Entries shown:
==============================
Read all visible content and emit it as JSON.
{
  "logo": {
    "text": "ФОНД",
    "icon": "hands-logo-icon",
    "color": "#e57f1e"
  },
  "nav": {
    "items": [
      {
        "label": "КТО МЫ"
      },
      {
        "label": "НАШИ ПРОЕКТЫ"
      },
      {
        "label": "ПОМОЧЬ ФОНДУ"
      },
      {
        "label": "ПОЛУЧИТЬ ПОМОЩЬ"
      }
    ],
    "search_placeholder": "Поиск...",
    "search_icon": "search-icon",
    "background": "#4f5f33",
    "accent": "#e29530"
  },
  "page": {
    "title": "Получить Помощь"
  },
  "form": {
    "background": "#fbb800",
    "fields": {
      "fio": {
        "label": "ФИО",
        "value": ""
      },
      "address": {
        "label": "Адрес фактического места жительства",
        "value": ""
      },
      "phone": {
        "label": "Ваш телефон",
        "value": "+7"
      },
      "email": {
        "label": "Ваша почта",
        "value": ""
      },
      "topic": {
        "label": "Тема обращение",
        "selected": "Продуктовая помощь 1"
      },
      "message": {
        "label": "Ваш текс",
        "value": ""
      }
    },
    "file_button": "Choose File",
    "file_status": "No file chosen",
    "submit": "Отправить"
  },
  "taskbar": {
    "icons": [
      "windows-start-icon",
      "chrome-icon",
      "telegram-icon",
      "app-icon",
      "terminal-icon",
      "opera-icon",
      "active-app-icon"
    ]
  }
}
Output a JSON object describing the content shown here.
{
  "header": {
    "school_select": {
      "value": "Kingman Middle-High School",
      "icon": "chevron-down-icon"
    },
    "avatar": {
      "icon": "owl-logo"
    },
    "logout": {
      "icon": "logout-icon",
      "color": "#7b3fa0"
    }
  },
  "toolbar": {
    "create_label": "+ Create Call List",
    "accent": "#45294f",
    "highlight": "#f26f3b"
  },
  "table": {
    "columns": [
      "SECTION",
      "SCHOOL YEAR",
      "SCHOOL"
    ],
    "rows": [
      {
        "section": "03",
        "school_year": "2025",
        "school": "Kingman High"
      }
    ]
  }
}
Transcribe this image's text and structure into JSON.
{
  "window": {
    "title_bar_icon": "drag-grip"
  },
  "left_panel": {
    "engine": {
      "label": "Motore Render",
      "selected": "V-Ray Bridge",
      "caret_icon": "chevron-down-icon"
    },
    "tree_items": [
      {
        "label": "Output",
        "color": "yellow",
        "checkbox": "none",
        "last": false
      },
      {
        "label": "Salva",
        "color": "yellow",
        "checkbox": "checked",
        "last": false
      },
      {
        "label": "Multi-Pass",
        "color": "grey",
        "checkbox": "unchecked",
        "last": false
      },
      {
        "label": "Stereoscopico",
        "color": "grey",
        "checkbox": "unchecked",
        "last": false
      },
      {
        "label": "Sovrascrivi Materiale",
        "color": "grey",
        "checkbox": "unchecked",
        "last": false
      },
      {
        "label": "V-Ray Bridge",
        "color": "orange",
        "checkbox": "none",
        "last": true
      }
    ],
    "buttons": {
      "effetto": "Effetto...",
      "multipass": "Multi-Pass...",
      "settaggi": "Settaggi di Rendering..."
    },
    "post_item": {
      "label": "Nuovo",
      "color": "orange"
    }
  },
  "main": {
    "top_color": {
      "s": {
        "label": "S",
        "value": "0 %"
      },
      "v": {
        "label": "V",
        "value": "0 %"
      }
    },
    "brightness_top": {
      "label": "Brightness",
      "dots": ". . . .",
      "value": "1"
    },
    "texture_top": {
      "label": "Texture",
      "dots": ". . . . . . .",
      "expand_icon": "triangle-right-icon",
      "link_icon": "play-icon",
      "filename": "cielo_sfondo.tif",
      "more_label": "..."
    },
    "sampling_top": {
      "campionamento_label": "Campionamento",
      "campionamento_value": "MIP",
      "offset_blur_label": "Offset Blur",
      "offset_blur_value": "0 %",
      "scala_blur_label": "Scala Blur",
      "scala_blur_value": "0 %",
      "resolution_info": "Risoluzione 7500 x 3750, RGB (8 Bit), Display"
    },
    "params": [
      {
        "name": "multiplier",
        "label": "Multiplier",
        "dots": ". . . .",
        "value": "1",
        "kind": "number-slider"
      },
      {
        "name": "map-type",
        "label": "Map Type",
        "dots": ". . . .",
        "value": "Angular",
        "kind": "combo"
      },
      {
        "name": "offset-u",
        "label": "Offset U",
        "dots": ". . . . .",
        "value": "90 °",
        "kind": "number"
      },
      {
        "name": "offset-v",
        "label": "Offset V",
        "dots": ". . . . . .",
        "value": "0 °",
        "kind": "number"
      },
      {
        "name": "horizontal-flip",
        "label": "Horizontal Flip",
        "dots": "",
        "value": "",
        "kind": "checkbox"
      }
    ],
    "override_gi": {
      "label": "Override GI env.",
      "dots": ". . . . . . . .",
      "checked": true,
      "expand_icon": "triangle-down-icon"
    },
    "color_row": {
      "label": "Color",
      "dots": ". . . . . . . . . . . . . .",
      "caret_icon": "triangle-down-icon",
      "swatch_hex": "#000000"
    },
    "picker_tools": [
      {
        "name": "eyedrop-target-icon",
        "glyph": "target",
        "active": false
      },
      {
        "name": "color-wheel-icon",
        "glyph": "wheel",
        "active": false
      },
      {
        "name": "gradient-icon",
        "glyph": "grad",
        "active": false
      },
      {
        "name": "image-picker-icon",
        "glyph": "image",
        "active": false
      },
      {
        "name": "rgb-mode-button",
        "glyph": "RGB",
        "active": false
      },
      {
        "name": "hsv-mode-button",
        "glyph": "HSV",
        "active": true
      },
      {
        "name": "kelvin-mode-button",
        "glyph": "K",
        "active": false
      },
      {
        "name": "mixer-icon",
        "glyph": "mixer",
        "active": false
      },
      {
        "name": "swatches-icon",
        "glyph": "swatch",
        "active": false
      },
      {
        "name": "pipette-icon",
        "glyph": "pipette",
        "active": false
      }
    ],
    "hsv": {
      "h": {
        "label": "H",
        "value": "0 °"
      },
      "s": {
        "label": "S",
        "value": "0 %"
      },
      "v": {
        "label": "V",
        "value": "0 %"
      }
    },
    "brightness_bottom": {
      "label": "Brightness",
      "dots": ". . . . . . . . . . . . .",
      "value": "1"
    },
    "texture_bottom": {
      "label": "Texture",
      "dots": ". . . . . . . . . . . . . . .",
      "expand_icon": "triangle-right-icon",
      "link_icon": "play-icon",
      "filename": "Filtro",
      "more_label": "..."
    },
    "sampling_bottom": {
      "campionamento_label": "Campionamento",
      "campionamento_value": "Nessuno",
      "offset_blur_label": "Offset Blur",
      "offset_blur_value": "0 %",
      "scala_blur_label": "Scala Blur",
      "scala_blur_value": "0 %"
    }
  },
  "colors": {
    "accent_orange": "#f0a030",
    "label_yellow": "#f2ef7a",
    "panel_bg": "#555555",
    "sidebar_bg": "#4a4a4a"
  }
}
==============================
To do:
Extract from the data every line where "chevron" shows up.

Reply to the task:
      "icon": "chevron-down-icon"
      "caret_icon": "chevron-down-icon"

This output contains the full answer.